PROMPT = Can you update the listing from the line containing "Itemize the components" through the line containing "row-type: I — Каркас-ные (76, 545, 133, 570)" by changing "pixel-space" to "image-space" and keeping every other character the same?

Start of RAW DATA

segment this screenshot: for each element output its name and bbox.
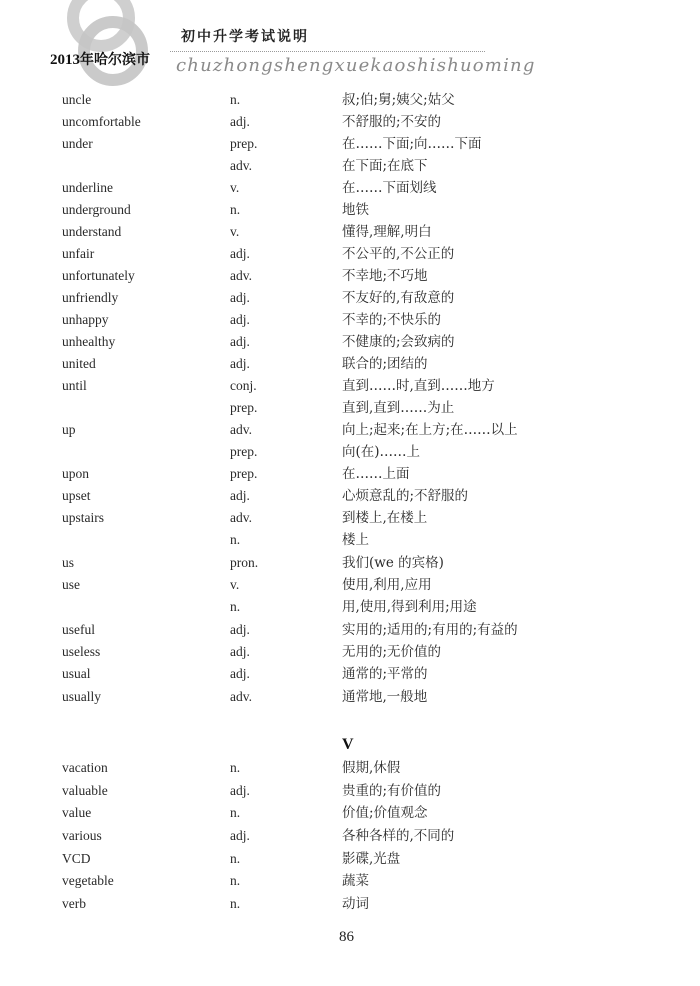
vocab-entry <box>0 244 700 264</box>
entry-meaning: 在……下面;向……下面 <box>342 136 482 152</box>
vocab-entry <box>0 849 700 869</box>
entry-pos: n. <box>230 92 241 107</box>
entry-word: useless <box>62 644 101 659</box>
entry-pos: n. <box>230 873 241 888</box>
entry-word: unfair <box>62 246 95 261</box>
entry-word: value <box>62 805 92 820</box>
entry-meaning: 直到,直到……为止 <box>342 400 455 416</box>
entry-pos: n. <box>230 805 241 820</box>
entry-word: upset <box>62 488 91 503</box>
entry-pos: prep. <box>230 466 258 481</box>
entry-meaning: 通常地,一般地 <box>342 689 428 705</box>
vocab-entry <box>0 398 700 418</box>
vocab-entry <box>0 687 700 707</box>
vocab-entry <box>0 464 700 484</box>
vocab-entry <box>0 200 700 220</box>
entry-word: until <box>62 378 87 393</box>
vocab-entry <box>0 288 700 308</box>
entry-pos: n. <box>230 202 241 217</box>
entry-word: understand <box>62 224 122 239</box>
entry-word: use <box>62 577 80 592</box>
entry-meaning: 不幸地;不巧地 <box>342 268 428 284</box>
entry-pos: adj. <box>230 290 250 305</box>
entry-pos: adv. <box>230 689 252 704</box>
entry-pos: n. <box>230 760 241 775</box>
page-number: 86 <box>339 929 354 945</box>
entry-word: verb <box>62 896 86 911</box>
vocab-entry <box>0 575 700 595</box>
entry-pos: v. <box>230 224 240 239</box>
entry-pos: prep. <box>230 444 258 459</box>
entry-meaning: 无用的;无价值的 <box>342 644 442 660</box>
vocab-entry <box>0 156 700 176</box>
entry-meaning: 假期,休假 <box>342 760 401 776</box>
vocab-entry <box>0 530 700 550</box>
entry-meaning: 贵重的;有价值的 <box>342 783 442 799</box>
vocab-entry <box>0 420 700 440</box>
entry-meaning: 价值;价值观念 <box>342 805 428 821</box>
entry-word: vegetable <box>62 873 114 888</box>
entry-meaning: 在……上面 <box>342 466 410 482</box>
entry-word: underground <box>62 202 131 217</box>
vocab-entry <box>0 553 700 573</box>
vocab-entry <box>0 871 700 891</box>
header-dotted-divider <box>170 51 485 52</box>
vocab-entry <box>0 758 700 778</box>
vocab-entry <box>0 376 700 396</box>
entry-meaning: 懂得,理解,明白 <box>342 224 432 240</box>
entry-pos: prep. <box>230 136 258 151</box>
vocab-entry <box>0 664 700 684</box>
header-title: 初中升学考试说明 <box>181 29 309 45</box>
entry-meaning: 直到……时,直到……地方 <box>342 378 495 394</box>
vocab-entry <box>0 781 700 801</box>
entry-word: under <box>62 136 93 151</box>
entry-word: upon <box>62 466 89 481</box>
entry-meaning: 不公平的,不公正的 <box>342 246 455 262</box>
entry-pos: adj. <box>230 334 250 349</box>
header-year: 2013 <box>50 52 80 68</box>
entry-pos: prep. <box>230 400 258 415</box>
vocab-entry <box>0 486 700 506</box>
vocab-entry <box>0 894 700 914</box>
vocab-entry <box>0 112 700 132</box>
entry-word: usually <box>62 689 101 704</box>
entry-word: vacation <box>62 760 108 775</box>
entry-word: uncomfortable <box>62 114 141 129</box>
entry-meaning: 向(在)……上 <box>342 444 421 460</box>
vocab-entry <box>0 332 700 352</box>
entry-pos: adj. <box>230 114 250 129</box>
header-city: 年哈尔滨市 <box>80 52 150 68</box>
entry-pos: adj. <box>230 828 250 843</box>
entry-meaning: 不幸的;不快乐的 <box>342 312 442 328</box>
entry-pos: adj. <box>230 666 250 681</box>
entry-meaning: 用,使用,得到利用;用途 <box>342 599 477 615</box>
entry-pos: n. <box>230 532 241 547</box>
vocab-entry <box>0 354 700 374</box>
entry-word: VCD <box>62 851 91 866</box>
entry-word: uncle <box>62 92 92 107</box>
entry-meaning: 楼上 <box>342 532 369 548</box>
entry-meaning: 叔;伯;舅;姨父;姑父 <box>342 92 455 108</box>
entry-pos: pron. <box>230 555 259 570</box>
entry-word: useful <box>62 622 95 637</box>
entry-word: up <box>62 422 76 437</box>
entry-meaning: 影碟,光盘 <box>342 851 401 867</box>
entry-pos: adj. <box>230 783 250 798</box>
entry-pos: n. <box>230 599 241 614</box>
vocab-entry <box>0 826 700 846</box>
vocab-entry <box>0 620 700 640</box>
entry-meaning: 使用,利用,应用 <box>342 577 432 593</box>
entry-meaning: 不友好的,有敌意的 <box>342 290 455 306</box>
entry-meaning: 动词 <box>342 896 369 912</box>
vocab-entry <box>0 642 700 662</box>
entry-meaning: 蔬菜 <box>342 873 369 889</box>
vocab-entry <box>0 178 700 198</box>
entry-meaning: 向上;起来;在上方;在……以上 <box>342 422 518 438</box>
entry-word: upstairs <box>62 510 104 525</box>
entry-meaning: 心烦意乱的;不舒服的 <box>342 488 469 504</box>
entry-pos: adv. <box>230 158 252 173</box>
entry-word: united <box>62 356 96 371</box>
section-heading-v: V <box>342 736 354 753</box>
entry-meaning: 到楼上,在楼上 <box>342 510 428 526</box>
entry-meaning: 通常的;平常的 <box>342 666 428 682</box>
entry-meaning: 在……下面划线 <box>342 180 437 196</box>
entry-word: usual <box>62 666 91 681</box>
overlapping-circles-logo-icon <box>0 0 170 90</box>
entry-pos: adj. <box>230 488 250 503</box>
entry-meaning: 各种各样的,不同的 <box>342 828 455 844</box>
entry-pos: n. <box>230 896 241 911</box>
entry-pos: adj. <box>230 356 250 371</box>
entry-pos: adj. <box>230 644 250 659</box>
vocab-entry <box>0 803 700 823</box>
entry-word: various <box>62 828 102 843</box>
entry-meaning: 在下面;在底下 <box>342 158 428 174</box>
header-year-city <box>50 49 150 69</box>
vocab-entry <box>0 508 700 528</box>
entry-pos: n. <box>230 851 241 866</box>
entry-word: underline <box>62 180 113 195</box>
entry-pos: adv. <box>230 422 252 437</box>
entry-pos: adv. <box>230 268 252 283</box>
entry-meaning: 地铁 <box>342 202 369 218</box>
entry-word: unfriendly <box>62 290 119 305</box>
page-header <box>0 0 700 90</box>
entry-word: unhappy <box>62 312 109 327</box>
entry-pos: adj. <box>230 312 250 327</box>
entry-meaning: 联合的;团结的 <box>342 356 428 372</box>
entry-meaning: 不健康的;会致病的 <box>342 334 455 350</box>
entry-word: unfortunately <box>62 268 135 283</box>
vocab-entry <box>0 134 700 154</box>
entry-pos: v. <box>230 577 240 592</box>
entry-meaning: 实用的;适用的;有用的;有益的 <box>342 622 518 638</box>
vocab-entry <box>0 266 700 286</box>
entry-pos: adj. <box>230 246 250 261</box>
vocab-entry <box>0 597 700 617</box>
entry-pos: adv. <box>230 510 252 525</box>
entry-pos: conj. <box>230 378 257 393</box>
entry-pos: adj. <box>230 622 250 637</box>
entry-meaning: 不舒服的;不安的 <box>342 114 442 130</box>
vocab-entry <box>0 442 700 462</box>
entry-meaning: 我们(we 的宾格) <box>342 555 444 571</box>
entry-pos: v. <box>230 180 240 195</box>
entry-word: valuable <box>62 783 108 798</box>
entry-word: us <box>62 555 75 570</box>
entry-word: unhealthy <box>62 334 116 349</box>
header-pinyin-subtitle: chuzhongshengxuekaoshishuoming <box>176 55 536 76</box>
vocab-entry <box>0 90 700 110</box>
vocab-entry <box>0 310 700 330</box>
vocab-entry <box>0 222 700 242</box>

End of RAW DATA
Start of RAW DATA

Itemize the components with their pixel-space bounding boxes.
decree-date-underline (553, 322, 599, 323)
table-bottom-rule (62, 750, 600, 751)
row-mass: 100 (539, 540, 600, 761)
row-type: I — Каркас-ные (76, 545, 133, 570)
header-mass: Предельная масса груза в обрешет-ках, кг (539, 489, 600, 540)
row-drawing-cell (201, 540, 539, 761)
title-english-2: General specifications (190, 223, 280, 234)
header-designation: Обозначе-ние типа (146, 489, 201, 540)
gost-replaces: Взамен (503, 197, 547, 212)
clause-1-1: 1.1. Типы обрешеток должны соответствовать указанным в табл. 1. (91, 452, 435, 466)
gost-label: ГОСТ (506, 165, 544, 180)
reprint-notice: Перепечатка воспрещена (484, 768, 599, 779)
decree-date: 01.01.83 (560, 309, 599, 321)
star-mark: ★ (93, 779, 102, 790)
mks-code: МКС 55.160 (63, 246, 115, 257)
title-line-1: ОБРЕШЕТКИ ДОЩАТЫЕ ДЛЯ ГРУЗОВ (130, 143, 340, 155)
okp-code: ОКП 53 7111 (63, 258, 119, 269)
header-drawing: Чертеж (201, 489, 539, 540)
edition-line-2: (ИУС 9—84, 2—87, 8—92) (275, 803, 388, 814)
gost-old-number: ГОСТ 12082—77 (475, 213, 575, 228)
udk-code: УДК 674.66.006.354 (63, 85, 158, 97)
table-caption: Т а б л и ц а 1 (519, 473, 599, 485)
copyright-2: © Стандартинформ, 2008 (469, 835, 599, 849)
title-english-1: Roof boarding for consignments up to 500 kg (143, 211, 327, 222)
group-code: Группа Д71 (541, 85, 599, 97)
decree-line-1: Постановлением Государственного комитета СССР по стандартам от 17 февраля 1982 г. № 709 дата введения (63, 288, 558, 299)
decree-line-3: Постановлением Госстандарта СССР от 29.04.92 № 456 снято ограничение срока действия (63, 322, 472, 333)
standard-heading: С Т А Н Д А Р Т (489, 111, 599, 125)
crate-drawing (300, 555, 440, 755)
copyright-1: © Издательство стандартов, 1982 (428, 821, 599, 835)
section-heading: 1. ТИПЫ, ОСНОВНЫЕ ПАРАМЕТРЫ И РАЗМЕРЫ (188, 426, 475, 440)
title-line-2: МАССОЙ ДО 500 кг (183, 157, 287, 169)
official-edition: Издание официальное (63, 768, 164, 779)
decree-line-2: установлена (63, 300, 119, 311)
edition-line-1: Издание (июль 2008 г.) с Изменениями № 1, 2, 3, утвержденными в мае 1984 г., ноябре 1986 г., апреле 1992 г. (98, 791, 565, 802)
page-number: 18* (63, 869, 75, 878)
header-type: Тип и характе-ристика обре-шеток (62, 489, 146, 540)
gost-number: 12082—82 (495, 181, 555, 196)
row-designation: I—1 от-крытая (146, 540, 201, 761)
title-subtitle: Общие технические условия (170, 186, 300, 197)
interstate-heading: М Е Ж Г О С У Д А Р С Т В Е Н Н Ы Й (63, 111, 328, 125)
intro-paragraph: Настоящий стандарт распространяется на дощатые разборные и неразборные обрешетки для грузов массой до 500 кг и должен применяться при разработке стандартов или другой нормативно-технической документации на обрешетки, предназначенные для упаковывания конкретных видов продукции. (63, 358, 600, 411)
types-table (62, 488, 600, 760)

End of RAW DATA

SOLUTION =
Itemize the components with their image-space bounding boxes.
decree-date-underline (553, 322, 599, 323)
table-bottom-rule (62, 750, 600, 751)
row-mass: 100 (539, 540, 600, 761)
row-type: I — Каркас-ные (76, 545, 133, 570)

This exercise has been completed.